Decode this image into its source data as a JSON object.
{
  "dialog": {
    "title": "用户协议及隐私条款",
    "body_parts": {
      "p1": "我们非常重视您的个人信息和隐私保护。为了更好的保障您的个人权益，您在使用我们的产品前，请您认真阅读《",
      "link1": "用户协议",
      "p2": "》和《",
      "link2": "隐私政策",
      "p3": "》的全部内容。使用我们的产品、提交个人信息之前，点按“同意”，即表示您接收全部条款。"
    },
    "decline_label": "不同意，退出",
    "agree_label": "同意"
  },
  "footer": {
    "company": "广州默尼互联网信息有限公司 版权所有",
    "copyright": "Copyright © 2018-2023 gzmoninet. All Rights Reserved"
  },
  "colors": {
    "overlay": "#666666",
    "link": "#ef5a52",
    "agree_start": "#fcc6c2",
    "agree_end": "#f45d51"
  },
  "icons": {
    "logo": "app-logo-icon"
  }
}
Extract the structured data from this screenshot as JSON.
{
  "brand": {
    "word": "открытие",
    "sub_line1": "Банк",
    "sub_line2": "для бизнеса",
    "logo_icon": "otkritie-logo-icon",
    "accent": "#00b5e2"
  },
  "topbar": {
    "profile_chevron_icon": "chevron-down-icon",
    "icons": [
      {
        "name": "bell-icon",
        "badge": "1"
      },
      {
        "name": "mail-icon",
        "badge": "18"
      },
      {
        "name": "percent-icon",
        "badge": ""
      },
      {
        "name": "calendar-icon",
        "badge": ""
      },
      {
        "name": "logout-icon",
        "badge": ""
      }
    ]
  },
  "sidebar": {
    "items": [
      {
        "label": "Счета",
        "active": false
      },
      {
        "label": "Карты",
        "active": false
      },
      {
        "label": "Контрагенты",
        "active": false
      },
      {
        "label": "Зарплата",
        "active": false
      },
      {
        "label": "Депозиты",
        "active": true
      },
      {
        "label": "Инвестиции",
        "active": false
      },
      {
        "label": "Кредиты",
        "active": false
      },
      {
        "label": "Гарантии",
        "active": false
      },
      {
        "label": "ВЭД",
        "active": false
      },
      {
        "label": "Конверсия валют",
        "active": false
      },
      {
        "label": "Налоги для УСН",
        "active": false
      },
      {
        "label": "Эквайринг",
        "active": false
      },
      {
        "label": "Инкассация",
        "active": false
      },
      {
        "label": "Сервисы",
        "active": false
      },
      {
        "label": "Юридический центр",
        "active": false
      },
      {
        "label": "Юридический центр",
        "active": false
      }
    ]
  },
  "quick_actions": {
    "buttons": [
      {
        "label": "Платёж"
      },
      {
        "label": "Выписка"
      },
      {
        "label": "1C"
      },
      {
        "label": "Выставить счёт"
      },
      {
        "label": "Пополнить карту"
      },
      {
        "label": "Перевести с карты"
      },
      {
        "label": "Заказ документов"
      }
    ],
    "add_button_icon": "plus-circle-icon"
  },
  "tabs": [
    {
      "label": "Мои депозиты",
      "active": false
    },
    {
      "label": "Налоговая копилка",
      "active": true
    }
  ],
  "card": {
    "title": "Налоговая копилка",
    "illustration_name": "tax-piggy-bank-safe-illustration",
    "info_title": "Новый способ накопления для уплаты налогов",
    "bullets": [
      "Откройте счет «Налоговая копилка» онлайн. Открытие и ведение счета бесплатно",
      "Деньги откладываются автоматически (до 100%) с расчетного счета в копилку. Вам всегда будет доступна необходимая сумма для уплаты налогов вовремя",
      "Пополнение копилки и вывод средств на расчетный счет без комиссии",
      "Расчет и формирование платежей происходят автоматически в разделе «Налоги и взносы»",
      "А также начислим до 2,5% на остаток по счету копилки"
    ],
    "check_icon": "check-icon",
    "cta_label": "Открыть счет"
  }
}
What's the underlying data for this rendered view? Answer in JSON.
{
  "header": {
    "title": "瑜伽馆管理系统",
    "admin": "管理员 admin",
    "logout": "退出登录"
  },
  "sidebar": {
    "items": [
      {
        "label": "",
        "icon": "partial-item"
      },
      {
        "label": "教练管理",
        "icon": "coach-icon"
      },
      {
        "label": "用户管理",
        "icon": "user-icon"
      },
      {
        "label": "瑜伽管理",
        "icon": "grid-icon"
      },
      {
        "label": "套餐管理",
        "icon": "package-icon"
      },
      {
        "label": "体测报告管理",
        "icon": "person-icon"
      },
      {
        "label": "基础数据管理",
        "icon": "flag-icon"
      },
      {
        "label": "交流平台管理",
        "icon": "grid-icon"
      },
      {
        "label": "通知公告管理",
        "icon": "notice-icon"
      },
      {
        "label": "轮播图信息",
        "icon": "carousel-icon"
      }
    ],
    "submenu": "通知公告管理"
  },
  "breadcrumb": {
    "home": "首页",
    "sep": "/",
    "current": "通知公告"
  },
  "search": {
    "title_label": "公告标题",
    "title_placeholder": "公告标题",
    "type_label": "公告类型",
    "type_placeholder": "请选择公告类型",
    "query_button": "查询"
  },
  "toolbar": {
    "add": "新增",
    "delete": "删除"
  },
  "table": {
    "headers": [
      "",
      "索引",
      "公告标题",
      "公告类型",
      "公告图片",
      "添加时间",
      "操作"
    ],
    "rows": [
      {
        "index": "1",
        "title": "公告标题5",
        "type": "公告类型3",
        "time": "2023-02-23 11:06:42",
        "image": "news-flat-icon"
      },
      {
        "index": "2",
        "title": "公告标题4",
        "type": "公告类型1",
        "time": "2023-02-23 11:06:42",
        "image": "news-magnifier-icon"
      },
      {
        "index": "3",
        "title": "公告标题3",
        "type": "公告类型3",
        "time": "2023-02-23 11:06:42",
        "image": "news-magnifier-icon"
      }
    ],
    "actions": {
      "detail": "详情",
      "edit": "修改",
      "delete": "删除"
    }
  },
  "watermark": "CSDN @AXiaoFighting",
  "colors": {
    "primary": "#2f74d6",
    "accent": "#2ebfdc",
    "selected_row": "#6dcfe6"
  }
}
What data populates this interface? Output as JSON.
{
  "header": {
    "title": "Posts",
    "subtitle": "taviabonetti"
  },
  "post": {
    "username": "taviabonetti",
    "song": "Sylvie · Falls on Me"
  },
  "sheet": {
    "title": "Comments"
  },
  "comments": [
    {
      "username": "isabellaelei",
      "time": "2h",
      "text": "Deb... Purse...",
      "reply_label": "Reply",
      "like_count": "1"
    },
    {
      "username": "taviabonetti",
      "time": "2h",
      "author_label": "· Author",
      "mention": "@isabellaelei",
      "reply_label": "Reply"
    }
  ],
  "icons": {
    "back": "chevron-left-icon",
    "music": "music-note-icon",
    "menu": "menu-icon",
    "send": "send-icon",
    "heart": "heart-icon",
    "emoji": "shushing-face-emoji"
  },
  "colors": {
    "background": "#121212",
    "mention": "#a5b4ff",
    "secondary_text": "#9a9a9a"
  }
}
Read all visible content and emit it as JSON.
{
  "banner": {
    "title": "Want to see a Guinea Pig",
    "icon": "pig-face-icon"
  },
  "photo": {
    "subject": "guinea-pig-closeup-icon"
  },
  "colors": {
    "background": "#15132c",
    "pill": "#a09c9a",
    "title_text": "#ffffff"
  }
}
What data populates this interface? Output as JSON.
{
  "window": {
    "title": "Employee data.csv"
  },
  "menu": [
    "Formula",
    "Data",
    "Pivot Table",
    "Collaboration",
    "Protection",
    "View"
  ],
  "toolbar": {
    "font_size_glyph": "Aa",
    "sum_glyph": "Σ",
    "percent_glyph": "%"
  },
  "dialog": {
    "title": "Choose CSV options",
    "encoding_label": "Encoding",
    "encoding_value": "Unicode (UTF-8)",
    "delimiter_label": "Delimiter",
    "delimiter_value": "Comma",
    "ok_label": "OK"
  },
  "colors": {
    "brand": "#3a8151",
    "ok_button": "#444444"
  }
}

▸ **Exercise task**: Quote each line above in full, word for word.

▸ **Output for this task**:
Decode this image into its source data as a JSON object.
{
  "dialog": {
    "title": "用户协议及隐私条款",
    "body_parts": {
      "p1": "我们非常重视您的个人信息和隐私保护。为了更好的保障您的个人权益，您在使用我们的产品前，请您认真阅读《",
      "link1": "用户协议",
      "p2": "》和《",
      "link2": "隐私政策",
      "p3": "》的全部内容。使用我们的产品、提交个人信息之前，点按“同意”，即表示您接收全部条款。"
    },
    "decline_label": "不同意，退出",
    "agree_label": "同意"
  },
  "footer": {
    "company": "广州默尼互联网信息有限公司 版权所有",
    "copyright": "Copyright © 2018-2023 gzmoninet. All Rights Reserved"
  },
  "colors": {
    "overlay": "#666666",
    "link": "#ef5a52",
    "agree_start": "#fcc6c2",
    "agree_end": "#f45d51"
  },
  "icons": {
    "logo": "app-logo-icon"
  }
}
Extract the structured data from this screenshot as JSON.
{
  "brand": {
    "word": "открытие",
    "sub_line1": "Банк",
    "sub_line2": "для бизнеса",
    "logo_icon": "otkritie-logo-icon",
    "accent": "#00b5e2"
  },
  "topbar": {
    "profile_chevron_icon": "chevron-down-icon",
    "icons": [
      {
        "name": "bell-icon",
        "badge": "1"
      },
      {
        "name": "mail-icon",
        "badge": "18"
      },
      {
        "name": "percent-icon",
        "badge": ""
      },
      {
        "name": "calendar-icon",
        "badge": ""
      },
      {
        "name": "logout-icon",
        "badge": ""
      }
    ]
  },
  "sidebar": {
    "items": [
      {
        "label": "Счета",
        "active": false
      },
      {
        "label": "Карты",
        "active": false
      },
      {
        "label": "Контрагенты",
        "active": false
      },
      {
        "label": "Зарплата",
        "active": false
      },
      {
        "label": "Депозиты",
        "active": true
      },
      {
        "label": "Инвестиции",
        "active": false
      },
      {
        "label": "Кредиты",
        "active": false
      },
      {
        "label": "Гарантии",
        "active": false
      },
      {
        "label": "ВЭД",
        "active": false
      },
      {
        "label": "Конверсия валют",
        "active": false
      },
      {
        "label": "Налоги для УСН",
        "active": false
      },
      {
        "label": "Эквайринг",
        "active": false
      },
      {
        "label": "Инкассация",
        "active": false
      },
      {
        "label": "Сервисы",
        "active": false
      },
      {
        "label": "Юридический центр",
        "active": false
      },
      {
        "label": "Юридический центр",
        "active": false
      }
    ]
  },
  "quick_actions": {
    "buttons": [
      {
        "label": "Платёж"
      },
      {
        "label": "Выписка"
      },
      {
        "label": "1C"
      },
      {
        "label": "Выставить счёт"
      },
      {
        "label": "Пополнить карту"
      },
      {
        "label": "Перевести с карты"
      },
      {
        "label": "Заказ документов"
      }
    ],
    "add_button_icon": "plus-circle-icon"
  },
  "tabs": [
    {
      "label": "Мои депозиты",
      "active": false
    },
    {
      "label": "Налоговая копилка",
      "active": true
    }
  ],
  "card": {
    "title": "Налоговая копилка",
    "illustration_name": "tax-piggy-bank-safe-illustration",
    "info_title": "Новый способ накопления для уплаты налогов",
    "bullets": [
      "Откройте счет «Налоговая копилка» онлайн. Открытие и ведение счета бесплатно",
      "Деньги откладываются автоматически (до 100%) с расчетного счета в копилку. Вам всегда будет доступна необходимая сумма для уплаты налогов вовремя",
      "Пополнение копилки и вывод средств на расчетный счет без комиссии",
      "Расчет и формирование платежей происходят автоматически в разделе «Налоги и взносы»",
      "А также начислим до 2,5% на остаток по счету копилки"
    ],
    "check_icon": "check-icon",
    "cta_label": "Открыть счет"
  }
}
What's the underlying data for this rendered view? Answer in JSON.
{
  "header": {
    "title": "瑜伽馆管理系统",
    "admin": "管理员 admin",
    "logout": "退出登录"
  },
  "sidebar": {
    "items": [
      {
        "label": "",
        "icon": "partial-item"
      },
      {
        "label": "教练管理",
        "icon": "coach-icon"
      },
      {
        "label": "用户管理",
        "icon": "user-icon"
      },
      {
        "label": "瑜伽管理",
        "icon": "grid-icon"
      },
      {
        "label": "套餐管理",
        "icon": "package-icon"
      },
      {
        "label": "体测报告管理",
        "icon": "person-icon"
      },
      {
        "label": "基础数据管理",
        "icon": "flag-icon"
      },
      {
        "label": "交流平台管理",
        "icon": "grid-icon"
      },
      {
        "label": "通知公告管理",
        "icon": "notice-icon"
      },
      {
        "label": "轮播图信息",
        "icon": "carousel-icon"
      }
    ],
    "submenu": "通知公告管理"
  },
  "breadcrumb": {
    "home": "首页",
    "sep": "/",
    "current": "通知公告"
  },
  "search": {
    "title_label": "公告标题",
    "title_placeholder": "公告标题",
    "type_label": "公告类型",
    "type_placeholder": "请选择公告类型",
    "query_button": "查询"
  },
  "toolbar": {
    "add": "新增",
    "delete": "删除"
  },
  "table": {
    "headers": [
      "",
      "索引",
      "公告标题",
      "公告类型",
      "公告图片",
      "添加时间",
      "操作"
    ],
    "rows": [
      {
        "index": "1",
        "title": "公告标题5",
        "type": "公告类型3",
        "time": "2023-02-23 11:06:42",
        "image": "news-flat-icon"
      },
      {
        "index": "2",
        "title": "公告标题4",
        "type": "公告类型1",
        "time": "2023-02-23 11:06:42",
        "image": "news-magnifier-icon"
      },
      {
        "index": "3",
        "title": "公告标题3",
        "type": "公告类型3",
        "time": "2023-02-23 11:06:42",
        "image": "news-magnifier-icon"
      }
    ],
    "actions": {
      "detail": "详情",
      "edit": "修改",
      "delete": "删除"
    }
  },
  "watermark": "CSDN @AXiaoFighting",
  "colors": {
    "primary": "#2f74d6",
    "accent": "#2ebfdc",
    "selected_row": "#6dcfe6"
  }
}
What data populates this interface? Output as JSON.
{
  "header": {
    "title": "Posts",
    "subtitle": "taviabonetti"
  },
  "post": {
    "username": "taviabonetti",
    "song": "Sylvie · Falls on Me"
  },
  "sheet": {
    "title": "Comments"
  },
  "comments": [
    {
      "username": "isabellaelei",
      "time": "2h",
      "text": "Deb... Purse...",
      "reply_label": "Reply",
      "like_count": "1"
    },
    {
      "username": "taviabonetti",
      "time": "2h",
      "author_label": "· Author",
      "mention": "@isabellaelei",
      "reply_label": "Reply"
    }
  ],
  "icons": {
    "back": "chevron-left-icon",
    "music": "music-note-icon",
    "menu": "menu-icon",
    "send": "send-icon",
    "heart": "heart-icon",
    "emoji": "shushing-face-emoji"
  },
  "colors": {
    "background": "#121212",
    "mention": "#a5b4ff",
    "secondary_text": "#9a9a9a"
  }
}
Read all visible content and emit it as JSON.
{
  "banner": {
    "title": "Want to see a Guinea Pig",
    "icon": "pig-face-icon"
  },
  "photo": {
    "subject": "guinea-pig-closeup-icon"
  },
  "colors": {
    "background": "#15132c",
    "pill": "#a09c9a",
    "title_text": "#ffffff"
  }
}
What data populates this interface? Output as JSON.
{
  "window": {
    "title": "Employee data.csv"
  },
  "menu": [
    "Formula",
    "Data",
    "Pivot Table",
    "Collaboration",
    "Protection",
    "View"
  ],
  "toolbar": {
    "font_size_glyph": "Aa",
    "sum_glyph": "Σ",
    "percent_glyph": "%"
  },
  "dialog": {
    "title": "Choose CSV options",
    "encoding_label": "Encoding",
    "encoding_value": "Unicode (UTF-8)",
    "delimiter_label": "Delimiter",
    "delimiter_value": "Comma",
    "ok_label": "OK"
  },
  "colors": {
    "brand": "#3a8151",
    "ok_button": "#444444"
  }
}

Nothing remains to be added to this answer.